╭─ Exercise material

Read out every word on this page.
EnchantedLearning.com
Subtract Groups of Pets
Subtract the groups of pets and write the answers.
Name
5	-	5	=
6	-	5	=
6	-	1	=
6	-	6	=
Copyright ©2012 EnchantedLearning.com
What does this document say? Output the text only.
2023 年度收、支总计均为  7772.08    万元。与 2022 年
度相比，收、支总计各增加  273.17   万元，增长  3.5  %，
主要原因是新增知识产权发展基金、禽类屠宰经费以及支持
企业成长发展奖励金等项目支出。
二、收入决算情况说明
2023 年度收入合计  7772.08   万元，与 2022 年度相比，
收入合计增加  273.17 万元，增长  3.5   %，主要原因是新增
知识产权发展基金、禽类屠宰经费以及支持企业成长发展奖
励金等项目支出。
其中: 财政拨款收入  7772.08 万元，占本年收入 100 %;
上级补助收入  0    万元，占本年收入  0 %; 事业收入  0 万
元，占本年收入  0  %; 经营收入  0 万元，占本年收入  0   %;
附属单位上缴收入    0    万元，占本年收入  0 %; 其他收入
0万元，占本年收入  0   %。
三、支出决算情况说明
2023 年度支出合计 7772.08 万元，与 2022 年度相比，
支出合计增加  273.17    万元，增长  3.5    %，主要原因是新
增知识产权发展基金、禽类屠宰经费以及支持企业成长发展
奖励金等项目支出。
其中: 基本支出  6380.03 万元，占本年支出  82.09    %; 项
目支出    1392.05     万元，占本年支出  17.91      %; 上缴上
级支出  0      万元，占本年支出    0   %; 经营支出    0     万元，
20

╰─

* _Job_
Extract the full set of entries word for word.

* _Written solution_
Read out every word on this page.
EnchantedLearning.com
Subtract Groups of Pets
Subtract the groups of pets and write the answers.
Name
5	-	5	=
6	-	5	=
6	-	1	=
6	-	6	=
Copyright ©2012 EnchantedLearning.com
What does this document say? Output the text only.
2023 年度收、支总计均为  7772.08    万元。与 2022 年
度相比，收、支总计各增加  273.17   万元，增长  3.5  %，
主要原因是新增知识产权发展基金、禽类屠宰经费以及支持
企业成长发展奖励金等项目支出。
二、收入决算情况说明
2023 年度收入合计  7772.08   万元，与 2022 年度相比，
收入合计增加  273.17 万元，增长  3.5   %，主要原因是新增
知识产权发展基金、禽类屠宰经费以及支持企业成长发展奖
励金等项目支出。
其中: 财政拨款收入  7772.08 万元，占本年收入 100 %;
上级补助收入  0    万元，占本年收入  0 %; 事业收入  0 万
元，占本年收入  0  %; 经营收入  0 万元，占本年收入  0   %;
附属单位上缴收入    0    万元，占本年收入  0 %; 其他收入
0万元，占本年收入  0   %。
三、支出决算情况说明
2023 年度支出合计 7772.08 万元，与 2022 年度相比，
支出合计增加  273.17    万元，增长  3.5    %，主要原因是新
增知识产权发展基金、禽类屠宰经费以及支持企业成长发展
奖励金等项目支出。
其中: 基本支出  6380.03 万元，占本年支出  82.09    %; 项
目支出    1392.05     万元，占本年支出  17.91      %; 上缴上
级支出  0      万元，占本年支出    0   %; 经营支出    0     万元，
20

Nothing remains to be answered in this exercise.